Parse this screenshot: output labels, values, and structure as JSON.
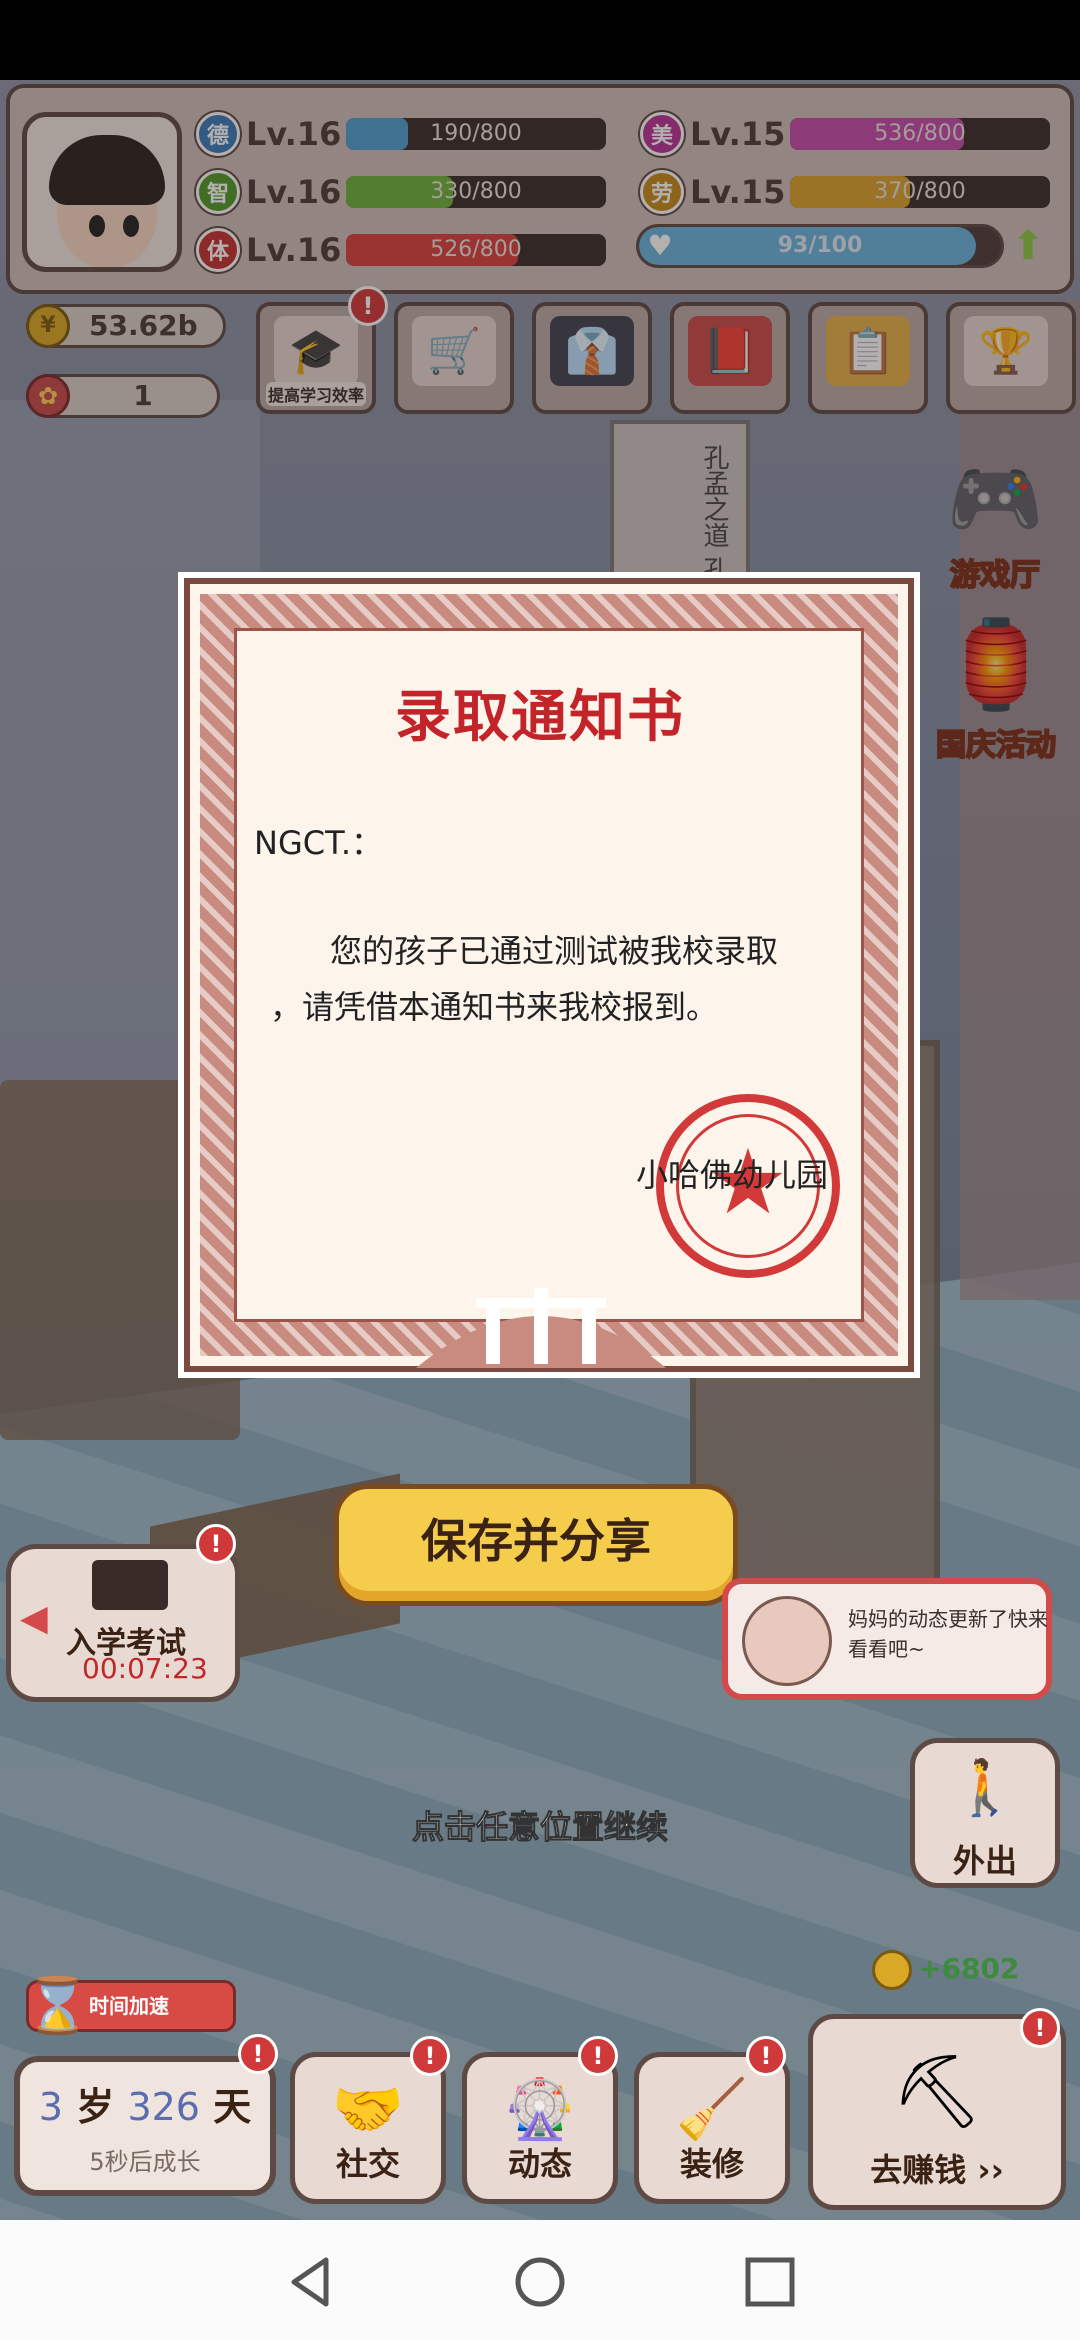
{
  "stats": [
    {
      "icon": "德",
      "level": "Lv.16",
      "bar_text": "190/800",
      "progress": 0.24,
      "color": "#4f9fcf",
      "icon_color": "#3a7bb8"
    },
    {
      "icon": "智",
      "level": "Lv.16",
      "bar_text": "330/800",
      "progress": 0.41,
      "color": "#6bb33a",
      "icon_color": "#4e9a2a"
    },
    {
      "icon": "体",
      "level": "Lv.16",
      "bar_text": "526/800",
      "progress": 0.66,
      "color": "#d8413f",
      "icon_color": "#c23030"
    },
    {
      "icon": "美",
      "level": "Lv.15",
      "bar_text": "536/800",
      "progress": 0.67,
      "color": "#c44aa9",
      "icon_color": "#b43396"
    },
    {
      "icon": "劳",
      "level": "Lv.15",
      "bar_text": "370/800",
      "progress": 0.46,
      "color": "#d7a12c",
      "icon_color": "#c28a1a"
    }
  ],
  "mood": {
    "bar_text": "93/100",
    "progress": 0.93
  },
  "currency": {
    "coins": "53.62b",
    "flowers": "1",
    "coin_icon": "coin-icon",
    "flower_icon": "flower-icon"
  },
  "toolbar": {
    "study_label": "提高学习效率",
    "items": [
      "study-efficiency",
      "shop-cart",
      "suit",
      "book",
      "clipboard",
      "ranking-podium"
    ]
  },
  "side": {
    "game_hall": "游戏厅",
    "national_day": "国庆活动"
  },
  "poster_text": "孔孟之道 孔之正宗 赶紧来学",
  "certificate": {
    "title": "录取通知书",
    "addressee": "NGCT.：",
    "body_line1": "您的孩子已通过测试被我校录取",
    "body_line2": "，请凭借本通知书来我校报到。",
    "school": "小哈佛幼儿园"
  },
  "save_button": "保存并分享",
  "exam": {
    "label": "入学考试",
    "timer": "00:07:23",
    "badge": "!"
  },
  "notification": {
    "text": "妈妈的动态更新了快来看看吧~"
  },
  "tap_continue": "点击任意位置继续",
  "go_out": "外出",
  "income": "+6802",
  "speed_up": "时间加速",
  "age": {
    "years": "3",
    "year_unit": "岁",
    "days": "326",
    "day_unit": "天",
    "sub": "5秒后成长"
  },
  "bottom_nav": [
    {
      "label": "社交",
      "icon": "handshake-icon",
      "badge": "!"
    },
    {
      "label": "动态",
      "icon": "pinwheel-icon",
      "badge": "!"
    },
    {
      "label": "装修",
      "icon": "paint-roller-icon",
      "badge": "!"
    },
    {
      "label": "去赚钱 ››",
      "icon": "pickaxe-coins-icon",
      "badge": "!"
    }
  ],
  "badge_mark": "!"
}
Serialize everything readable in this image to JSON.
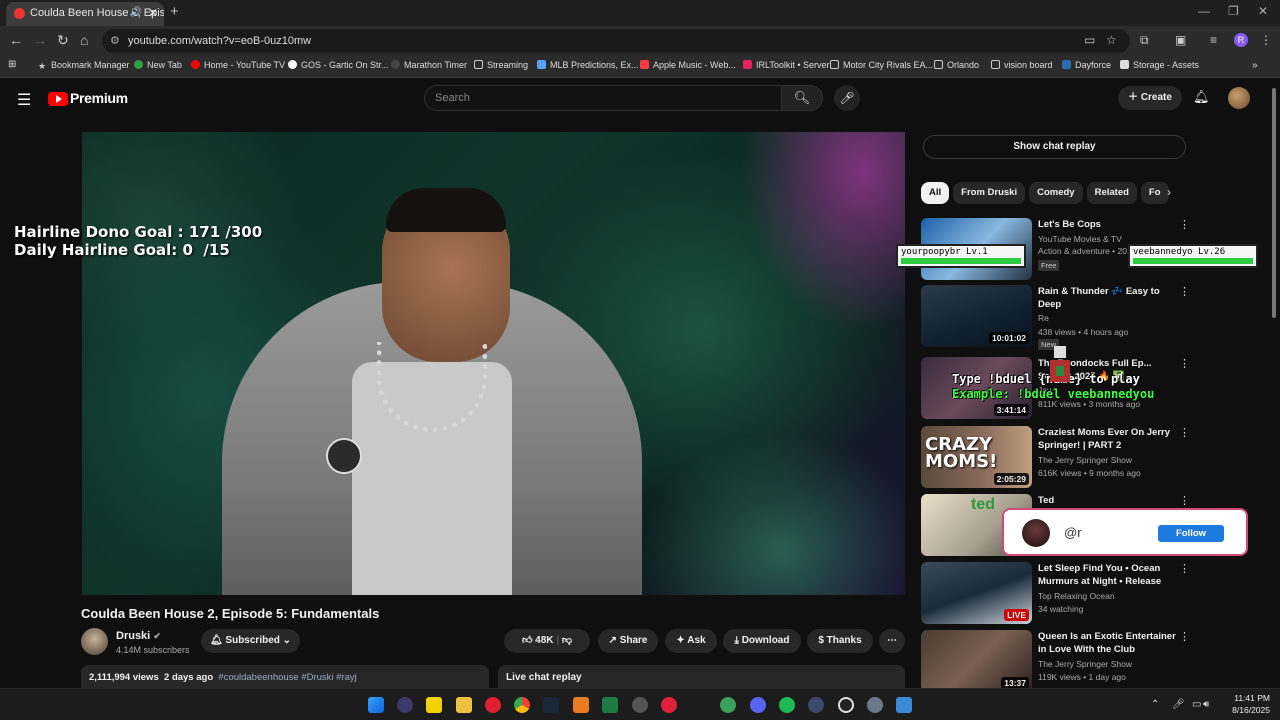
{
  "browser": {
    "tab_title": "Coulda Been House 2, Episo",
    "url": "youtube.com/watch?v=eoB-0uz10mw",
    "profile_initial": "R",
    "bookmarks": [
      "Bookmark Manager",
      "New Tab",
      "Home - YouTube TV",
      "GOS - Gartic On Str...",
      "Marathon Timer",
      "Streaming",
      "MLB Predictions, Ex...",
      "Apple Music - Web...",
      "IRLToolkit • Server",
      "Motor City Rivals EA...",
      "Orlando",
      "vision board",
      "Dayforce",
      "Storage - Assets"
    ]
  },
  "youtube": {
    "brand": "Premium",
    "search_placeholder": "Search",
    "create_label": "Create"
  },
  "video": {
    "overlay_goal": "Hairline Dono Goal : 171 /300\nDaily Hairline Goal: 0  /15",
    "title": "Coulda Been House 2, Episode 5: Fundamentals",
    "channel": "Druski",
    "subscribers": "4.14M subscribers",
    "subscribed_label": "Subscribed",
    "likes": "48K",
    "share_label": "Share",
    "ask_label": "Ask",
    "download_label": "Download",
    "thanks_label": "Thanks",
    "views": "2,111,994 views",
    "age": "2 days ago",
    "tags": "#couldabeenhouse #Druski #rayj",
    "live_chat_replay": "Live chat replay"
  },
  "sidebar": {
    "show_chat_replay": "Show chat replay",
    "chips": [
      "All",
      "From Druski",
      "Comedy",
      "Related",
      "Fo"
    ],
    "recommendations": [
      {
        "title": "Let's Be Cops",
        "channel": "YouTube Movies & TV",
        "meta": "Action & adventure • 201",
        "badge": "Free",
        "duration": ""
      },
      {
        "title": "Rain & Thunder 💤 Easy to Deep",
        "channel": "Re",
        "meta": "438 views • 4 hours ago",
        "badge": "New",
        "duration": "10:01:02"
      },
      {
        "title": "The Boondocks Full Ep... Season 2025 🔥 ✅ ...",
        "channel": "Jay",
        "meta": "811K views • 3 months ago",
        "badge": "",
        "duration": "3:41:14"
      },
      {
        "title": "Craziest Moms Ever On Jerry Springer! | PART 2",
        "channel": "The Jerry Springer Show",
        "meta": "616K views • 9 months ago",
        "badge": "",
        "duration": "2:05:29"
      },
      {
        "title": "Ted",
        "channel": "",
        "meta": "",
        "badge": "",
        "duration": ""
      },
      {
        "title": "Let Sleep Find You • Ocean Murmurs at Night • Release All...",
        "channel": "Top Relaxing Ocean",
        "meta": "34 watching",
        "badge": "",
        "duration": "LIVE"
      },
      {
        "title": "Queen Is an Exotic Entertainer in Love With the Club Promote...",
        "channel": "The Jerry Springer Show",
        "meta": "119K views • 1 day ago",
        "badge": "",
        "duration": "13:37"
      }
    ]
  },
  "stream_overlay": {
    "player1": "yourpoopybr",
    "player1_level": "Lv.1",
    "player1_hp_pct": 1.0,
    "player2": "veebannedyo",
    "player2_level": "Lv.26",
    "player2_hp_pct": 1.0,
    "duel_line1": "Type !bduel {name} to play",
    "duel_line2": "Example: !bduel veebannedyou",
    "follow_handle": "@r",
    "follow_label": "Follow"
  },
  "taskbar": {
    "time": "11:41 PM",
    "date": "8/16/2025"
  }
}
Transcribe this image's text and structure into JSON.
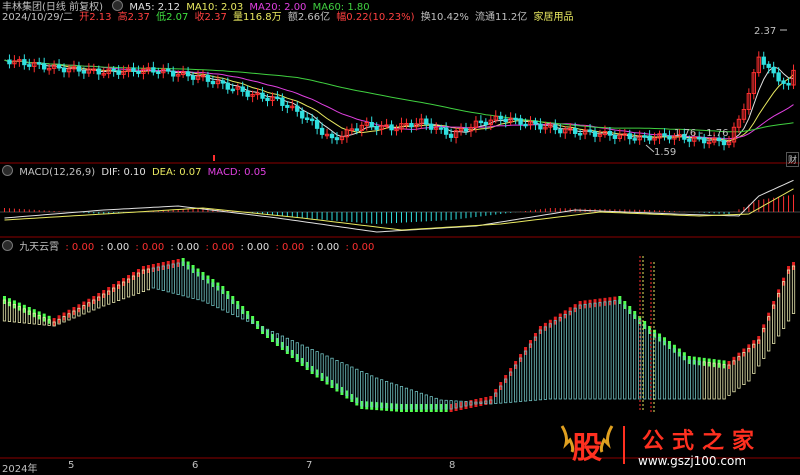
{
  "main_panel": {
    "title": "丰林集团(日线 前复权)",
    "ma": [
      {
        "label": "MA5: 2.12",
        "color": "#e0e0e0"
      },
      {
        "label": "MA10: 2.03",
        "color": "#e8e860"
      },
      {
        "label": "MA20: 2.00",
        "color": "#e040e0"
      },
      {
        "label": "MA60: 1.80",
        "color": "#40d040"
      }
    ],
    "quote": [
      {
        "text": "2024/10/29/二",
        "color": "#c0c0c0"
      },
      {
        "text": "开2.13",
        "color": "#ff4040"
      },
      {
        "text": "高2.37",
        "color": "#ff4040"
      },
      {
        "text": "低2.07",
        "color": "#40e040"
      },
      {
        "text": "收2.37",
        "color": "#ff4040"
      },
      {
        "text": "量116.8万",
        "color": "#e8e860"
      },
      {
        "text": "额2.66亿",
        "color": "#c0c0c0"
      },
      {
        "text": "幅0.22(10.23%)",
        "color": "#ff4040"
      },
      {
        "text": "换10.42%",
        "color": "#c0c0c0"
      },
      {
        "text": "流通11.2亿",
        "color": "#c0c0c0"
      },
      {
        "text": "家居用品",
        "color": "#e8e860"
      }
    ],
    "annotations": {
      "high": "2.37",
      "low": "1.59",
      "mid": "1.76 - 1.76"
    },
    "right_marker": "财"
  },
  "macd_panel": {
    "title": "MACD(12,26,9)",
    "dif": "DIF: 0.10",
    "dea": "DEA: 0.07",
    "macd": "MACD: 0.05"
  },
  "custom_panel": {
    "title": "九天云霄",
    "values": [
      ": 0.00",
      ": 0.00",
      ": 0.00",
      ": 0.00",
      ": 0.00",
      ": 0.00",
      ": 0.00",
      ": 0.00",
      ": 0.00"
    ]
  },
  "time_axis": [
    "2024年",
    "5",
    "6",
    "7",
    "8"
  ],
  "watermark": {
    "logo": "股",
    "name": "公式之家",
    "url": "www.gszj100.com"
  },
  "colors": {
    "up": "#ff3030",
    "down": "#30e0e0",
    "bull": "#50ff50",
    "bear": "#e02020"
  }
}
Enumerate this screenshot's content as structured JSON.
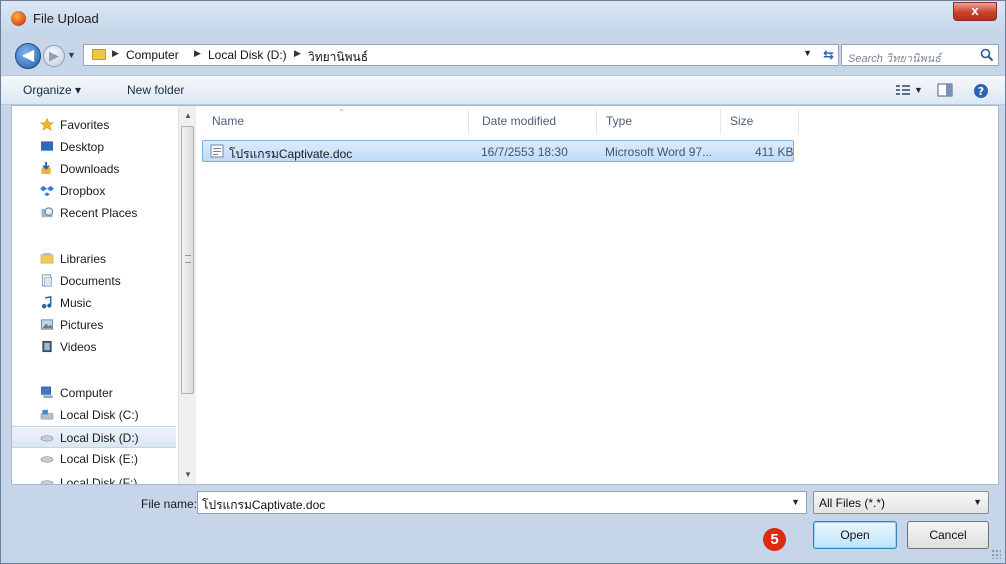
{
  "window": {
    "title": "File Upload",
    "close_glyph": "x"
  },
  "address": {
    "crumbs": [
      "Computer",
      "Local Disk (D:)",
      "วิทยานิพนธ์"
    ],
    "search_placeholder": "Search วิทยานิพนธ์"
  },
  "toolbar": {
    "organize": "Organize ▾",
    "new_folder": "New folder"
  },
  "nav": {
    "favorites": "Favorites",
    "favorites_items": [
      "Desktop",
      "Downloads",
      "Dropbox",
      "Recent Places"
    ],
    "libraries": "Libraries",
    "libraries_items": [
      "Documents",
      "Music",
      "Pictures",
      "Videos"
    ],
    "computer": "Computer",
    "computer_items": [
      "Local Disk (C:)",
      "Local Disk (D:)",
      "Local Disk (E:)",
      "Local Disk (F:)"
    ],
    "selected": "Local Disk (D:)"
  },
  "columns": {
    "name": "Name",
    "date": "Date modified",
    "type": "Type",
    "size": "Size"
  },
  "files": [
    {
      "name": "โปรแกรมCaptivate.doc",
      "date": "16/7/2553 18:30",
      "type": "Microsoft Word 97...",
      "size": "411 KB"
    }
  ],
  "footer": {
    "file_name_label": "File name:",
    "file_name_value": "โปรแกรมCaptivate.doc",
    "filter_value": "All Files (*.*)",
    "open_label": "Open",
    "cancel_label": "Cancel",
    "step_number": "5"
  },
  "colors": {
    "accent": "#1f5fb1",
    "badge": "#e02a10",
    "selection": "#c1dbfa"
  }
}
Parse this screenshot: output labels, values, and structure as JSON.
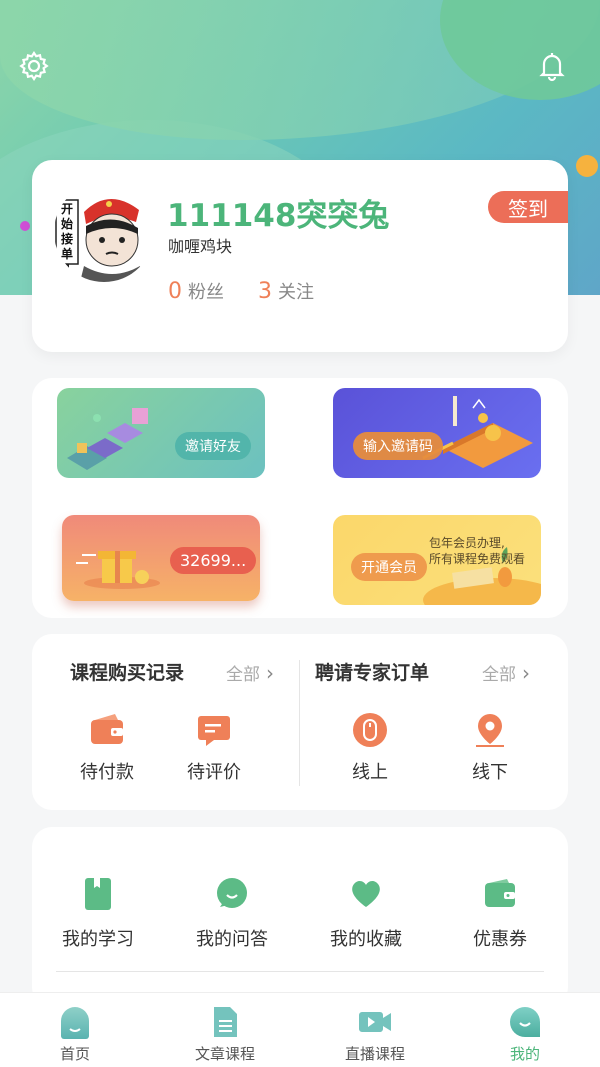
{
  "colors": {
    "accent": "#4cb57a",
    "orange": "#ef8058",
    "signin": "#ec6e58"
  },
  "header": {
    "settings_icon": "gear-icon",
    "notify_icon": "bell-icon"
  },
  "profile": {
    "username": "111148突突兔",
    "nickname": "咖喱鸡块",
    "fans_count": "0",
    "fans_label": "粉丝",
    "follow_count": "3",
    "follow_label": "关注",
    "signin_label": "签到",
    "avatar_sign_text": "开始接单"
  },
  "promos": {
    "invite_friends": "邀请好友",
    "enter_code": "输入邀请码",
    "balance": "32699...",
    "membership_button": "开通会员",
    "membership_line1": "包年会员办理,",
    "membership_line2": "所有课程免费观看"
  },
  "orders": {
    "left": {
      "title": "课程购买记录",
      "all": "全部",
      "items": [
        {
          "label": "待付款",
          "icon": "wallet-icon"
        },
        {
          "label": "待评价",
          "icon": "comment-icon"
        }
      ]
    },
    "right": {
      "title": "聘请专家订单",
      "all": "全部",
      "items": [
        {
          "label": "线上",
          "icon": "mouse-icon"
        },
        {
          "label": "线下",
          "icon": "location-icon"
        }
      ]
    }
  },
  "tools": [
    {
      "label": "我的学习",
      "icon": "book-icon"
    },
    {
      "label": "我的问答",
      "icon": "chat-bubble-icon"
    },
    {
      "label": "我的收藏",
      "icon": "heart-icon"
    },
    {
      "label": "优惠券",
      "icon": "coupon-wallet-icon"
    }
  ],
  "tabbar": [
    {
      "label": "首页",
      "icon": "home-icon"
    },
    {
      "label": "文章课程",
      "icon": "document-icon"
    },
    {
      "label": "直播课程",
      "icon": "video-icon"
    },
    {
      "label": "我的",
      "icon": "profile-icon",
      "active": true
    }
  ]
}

+===+

Instruction:
Count the lines of the material that include the word "Ocean", then state only the total.

The answer:
2